EXERCISE GOAL. Using the listing below, extract each line that has the word "kjetil" in it.

[BEGIN DATA SHOWN]

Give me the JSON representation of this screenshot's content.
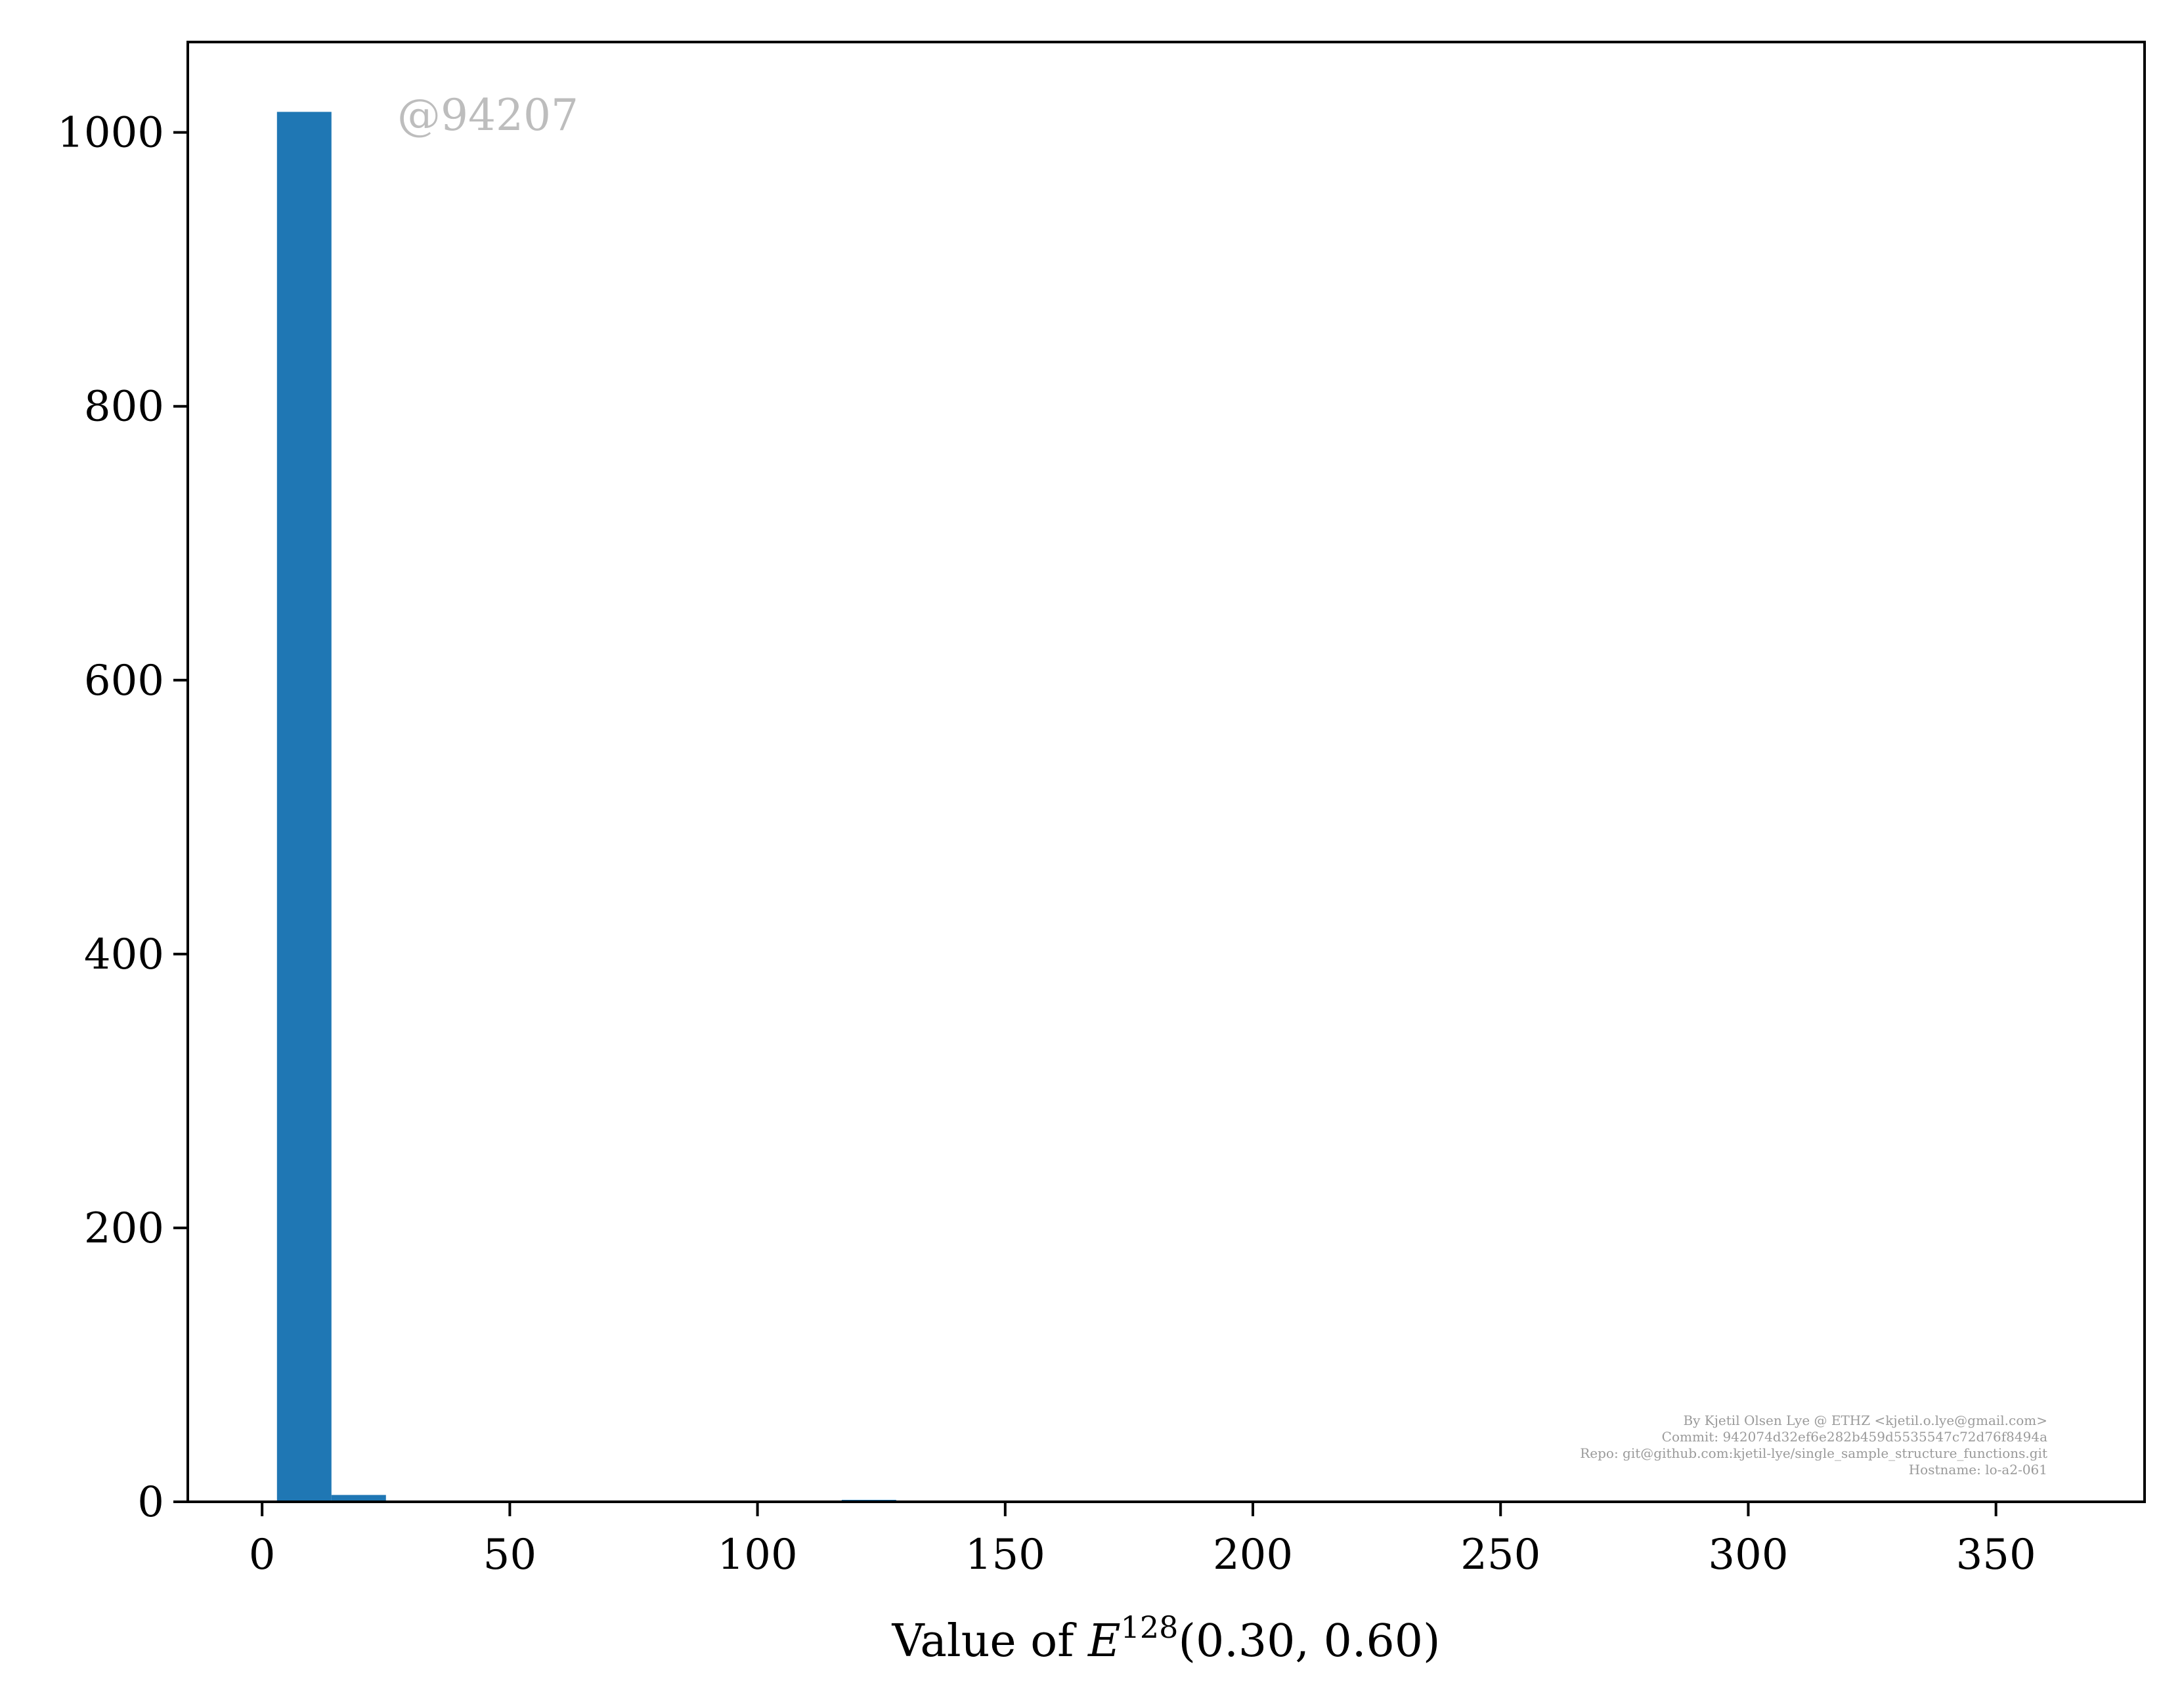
{
  "chart_data": {
    "type": "bar",
    "xlabel": {
      "prefix": "Value of ",
      "symbol": "E",
      "superscript": "128",
      "suffix": "(0.30, 0.60)"
    },
    "ylabel": "",
    "xlim": [
      -15,
      380
    ],
    "ylim": [
      0,
      1066
    ],
    "xticks": [
      0,
      50,
      100,
      150,
      200,
      250,
      300,
      350
    ],
    "yticks": [
      0,
      200,
      400,
      600,
      800,
      1000
    ],
    "bar_color": "#1f77b4",
    "bins": [
      {
        "x0": 3,
        "x1": 14,
        "value": 1015
      },
      {
        "x0": 14,
        "x1": 25,
        "value": 5
      },
      {
        "x0": 117,
        "x1": 128,
        "value": 1
      }
    ],
    "watermark": "@94207",
    "credits": [
      "By Kjetil Olsen Lye @ ETHZ <kjetil.o.lye@gmail.com>",
      "Commit: 942074d32ef6e282b459d5535547c72d76f8494a",
      "Repo: git@github.com:kjetil-lye/single_sample_structure_functions.git",
      "Hostname: lo-a2-061"
    ]
  }
}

[END DATA SHOWN]

EXERCISE OUTPUT.
      "By Kjetil Olsen Lye @ ETHZ <kjetil.o.lye@gmail.com>",
      "Repo: git@github.com:kjetil-lye/single_sample_structure_functions.git",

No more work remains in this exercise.